■ BRIEF
Write out the full listing again, exactly as it stands.

(Collected data entries)
--------------------
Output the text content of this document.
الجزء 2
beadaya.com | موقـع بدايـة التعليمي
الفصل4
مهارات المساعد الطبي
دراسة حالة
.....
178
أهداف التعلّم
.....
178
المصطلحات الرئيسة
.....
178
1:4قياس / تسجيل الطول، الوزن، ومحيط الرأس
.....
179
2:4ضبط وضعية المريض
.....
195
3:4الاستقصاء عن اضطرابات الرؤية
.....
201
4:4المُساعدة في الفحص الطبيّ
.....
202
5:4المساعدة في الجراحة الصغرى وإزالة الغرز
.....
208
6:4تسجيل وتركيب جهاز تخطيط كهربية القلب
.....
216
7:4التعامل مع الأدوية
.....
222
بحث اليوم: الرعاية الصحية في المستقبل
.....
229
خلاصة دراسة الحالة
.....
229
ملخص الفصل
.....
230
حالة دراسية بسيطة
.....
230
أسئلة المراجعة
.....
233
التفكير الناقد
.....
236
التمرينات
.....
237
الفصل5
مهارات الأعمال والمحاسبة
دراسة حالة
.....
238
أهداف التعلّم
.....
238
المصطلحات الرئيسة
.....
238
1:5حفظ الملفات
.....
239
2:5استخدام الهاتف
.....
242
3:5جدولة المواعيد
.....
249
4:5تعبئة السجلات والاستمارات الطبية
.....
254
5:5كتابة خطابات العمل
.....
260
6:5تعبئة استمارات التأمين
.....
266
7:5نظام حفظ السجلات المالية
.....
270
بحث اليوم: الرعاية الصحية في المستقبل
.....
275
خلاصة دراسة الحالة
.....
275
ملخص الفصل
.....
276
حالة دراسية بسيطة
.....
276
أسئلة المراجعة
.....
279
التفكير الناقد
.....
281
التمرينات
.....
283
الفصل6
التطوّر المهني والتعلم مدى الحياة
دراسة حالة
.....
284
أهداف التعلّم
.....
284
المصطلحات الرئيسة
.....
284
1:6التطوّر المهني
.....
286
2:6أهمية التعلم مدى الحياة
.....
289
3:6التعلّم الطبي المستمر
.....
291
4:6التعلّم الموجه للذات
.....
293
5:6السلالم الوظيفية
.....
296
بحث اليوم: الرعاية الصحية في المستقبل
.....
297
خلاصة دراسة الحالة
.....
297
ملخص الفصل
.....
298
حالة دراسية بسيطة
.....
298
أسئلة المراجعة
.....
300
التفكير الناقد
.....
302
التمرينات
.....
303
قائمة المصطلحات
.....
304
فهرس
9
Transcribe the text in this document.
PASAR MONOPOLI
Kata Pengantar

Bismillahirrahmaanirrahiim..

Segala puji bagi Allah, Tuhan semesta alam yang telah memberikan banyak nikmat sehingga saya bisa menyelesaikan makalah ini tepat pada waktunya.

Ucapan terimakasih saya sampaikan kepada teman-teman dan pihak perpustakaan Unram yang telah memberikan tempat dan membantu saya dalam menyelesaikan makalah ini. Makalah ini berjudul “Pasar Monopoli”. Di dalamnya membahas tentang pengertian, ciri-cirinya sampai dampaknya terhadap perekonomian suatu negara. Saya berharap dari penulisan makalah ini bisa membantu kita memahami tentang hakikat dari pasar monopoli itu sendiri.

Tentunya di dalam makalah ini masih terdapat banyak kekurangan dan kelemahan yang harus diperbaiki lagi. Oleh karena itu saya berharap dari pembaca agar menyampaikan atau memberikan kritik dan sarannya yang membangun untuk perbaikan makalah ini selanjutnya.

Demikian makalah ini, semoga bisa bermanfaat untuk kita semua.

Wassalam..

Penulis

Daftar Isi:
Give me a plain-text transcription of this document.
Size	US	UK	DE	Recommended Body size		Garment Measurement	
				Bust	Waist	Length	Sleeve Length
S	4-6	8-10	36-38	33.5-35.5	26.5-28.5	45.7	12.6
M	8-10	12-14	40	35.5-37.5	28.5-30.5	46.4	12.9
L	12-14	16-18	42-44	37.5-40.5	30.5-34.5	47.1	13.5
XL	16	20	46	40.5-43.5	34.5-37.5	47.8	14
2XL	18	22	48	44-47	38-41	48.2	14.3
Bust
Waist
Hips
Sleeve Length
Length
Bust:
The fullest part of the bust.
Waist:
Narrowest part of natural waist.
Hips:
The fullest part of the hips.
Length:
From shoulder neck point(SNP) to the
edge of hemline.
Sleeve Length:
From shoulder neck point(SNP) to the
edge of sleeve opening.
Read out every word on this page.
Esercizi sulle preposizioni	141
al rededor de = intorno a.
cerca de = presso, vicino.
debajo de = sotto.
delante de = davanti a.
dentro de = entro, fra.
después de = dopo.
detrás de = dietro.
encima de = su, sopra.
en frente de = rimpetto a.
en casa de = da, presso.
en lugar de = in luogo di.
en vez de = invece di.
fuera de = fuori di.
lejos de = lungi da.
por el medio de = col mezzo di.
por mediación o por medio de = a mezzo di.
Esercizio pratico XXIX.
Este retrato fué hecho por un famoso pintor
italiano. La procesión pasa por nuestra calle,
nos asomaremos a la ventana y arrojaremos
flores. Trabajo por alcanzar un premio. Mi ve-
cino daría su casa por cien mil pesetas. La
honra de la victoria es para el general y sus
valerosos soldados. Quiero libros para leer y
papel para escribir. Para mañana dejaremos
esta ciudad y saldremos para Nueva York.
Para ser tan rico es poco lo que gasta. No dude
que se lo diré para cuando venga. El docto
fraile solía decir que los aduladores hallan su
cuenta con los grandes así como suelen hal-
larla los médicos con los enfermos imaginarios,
--------------------
■ RESULT
Output the text content of this document.
الجزء 2
beadaya.com | موقـع بدايـة التعليمي
الفصل4
مهارات المساعد الطبي
دراسة حالة
.....
178
أهداف التعلّم
.....
178
المصطلحات الرئيسة
.....
178
1:4قياس / تسجيل الطول، الوزن، ومحيط الرأس
.....
179
2:4ضبط وضعية المريض
.....
195
3:4الاستقصاء عن اضطرابات الرؤية
.....
201
4:4المُساعدة في الفحص الطبيّ
.....
202
5:4المساعدة في الجراحة الصغرى وإزالة الغرز
.....
208
6:4تسجيل وتركيب جهاز تخطيط كهربية القلب
.....
216
7:4التعامل مع الأدوية
.....
222
بحث اليوم: الرعاية الصحية في المستقبل
.....
229
خلاصة دراسة الحالة
.....
229
ملخص الفصل
.....
230
حالة دراسية بسيطة
.....
230
أسئلة المراجعة
.....
233
التفكير الناقد
.....
236
التمرينات
.....
237
الفصل5
مهارات الأعمال والمحاسبة
دراسة حالة
.....
238
أهداف التعلّم
.....
238
المصطلحات الرئيسة
.....
238
1:5حفظ الملفات
.....
239
2:5استخدام الهاتف
.....
242
3:5جدولة المواعيد
.....
249
4:5تعبئة السجلات والاستمارات الطبية
.....
254
5:5كتابة خطابات العمل
.....
260
6:5تعبئة استمارات التأمين
.....
266
7:5نظام حفظ السجلات المالية
.....
270
بحث اليوم: الرعاية الصحية في المستقبل
.....
275
خلاصة دراسة الحالة
.....
275
ملخص الفصل
.....
276
حالة دراسية بسيطة
.....
276
أسئلة المراجعة
.....
279
التفكير الناقد
.....
281
التمرينات
.....
283
الفصل6
التطوّر المهني والتعلم مدى الحياة
دراسة حالة
.....
284
أهداف التعلّم
.....
284
المصطلحات الرئيسة
.....
284
1:6التطوّر المهني
.....
286
2:6أهمية التعلم مدى الحياة
.....
289
3:6التعلّم الطبي المستمر
.....
291
4:6التعلّم الموجه للذات
.....
293
5:6السلالم الوظيفية
.....
296
بحث اليوم: الرعاية الصحية في المستقبل
.....
297
خلاصة دراسة الحالة
.....
297
ملخص الفصل
.....
298
حالة دراسية بسيطة
.....
298
أسئلة المراجعة
.....
300
التفكير الناقد
.....
302
التمرينات
.....
303
قائمة المصطلحات
.....
304
فهرس
9
Transcribe the text in this document.
PASAR MONOPOLI
Kata Pengantar

Bismillahirrahmaanirrahiim..

Segala puji bagi Allah, Tuhan semesta alam yang telah memberikan banyak nikmat sehingga saya bisa menyelesaikan makalah ini tepat pada waktunya.

Ucapan terimakasih saya sampaikan kepada teman-teman dan pihak perpustakaan Unram yang telah memberikan tempat dan membantu saya dalam menyelesaikan makalah ini. Makalah ini berjudul “Pasar Monopoli”. Di dalamnya membahas tentang pengertian, ciri-cirinya sampai dampaknya terhadap perekonomian suatu negara. Saya berharap dari penulisan makalah ini bisa membantu kita memahami tentang hakikat dari pasar monopoli itu sendiri.

Tentunya di dalam makalah ini masih terdapat banyak kekurangan dan kelemahan yang harus diperbaiki lagi. Oleh karena itu saya berharap dari pembaca agar menyampaikan atau memberikan kritik dan sarannya yang membangun untuk perbaikan makalah ini selanjutnya.

Demikian makalah ini, semoga bisa bermanfaat untuk kita semua.

Wassalam..

Penulis

Daftar Isi:
Give me a plain-text transcription of this document.
Size	US	UK	DE	Recommended Body size		Garment Measurement	
				Bust	Waist	Length	Sleeve Length
S	4-6	8-10	36-38	33.5-35.5	26.5-28.5	45.7	12.6
M	8-10	12-14	40	35.5-37.5	28.5-30.5	46.4	12.9
L	12-14	16-18	42-44	37.5-40.5	30.5-34.5	47.1	13.5
XL	16	20	46	40.5-43.5	34.5-37.5	47.8	14
2XL	18	22	48	44-47	38-41	48.2	14.3
Bust
Waist
Hips
Sleeve Length
Length
Bust:
The fullest part of the bust.
Waist:
Narrowest part of natural waist.
Hips:
The fullest part of the hips.
Length:
From shoulder neck point(SNP) to the
edge of hemline.
Sleeve Length:
From shoulder neck point(SNP) to the
edge of sleeve opening.
Read out every word on this page.
Esercizi sulle preposizioni	141
al rededor de = intorno a.
cerca de = presso, vicino.
debajo de = sotto.
delante de = davanti a.
dentro de = entro, fra.
después de = dopo.
detrás de = dietro.
encima de = su, sopra.
en frente de = rimpetto a.
en casa de = da, presso.
en lugar de = in luogo di.
en vez de = invece di.
fuera de = fuori di.
lejos de = lungi da.
por el medio de = col mezzo di.
por mediación o por medio de = a mezzo di.
Esercizio pratico XXIX.
Este retrato fué hecho por un famoso pintor
italiano. La procesión pasa por nuestra calle,
nos asomaremos a la ventana y arrojaremos
flores. Trabajo por alcanzar un premio. Mi ve-
cino daría su casa por cien mil pesetas. La
honra de la victoria es para el general y sus
valerosos soldados. Quiero libros para leer y
papel para escribir. Para mañana dejaremos
esta ciudad y saldremos para Nueva York.
Para ser tan rico es poco lo que gasta. No dude
que se lo diré para cuando venga. El docto
fraile solía decir que los aduladores hallan su
cuenta con los grandes así como suelen hal-
larla los médicos con los enfermos imaginarios,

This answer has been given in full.